Exercise requirements:
Copy out all lines in the data below containing the string "Median".

Input material:
##########

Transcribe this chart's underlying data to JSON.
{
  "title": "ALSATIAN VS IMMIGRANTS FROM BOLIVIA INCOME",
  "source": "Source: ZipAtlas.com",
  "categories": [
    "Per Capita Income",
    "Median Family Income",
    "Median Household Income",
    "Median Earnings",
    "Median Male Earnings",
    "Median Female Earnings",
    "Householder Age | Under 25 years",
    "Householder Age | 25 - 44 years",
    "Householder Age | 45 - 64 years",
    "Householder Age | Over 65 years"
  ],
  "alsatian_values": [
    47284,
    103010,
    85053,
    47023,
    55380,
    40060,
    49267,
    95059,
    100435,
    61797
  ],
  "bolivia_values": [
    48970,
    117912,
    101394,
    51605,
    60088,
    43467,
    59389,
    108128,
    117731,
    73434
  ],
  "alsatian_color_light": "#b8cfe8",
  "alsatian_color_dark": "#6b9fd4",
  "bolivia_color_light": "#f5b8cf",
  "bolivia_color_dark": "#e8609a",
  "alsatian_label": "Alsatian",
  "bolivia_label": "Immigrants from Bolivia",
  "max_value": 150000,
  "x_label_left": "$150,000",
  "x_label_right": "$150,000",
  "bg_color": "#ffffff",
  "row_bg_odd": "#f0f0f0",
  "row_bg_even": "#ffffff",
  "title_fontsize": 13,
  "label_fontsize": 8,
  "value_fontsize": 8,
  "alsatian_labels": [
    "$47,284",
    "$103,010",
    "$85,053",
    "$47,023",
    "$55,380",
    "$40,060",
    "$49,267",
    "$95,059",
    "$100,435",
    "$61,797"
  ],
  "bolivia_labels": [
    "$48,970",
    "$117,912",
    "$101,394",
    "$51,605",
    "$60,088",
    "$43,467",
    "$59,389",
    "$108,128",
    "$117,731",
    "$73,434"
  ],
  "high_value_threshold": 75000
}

##########

Finished answer:
    "Median Family Income",
    "Median Household Income",
    "Median Earnings",
    "Median Male Earnings",
    "Median Female Earnings",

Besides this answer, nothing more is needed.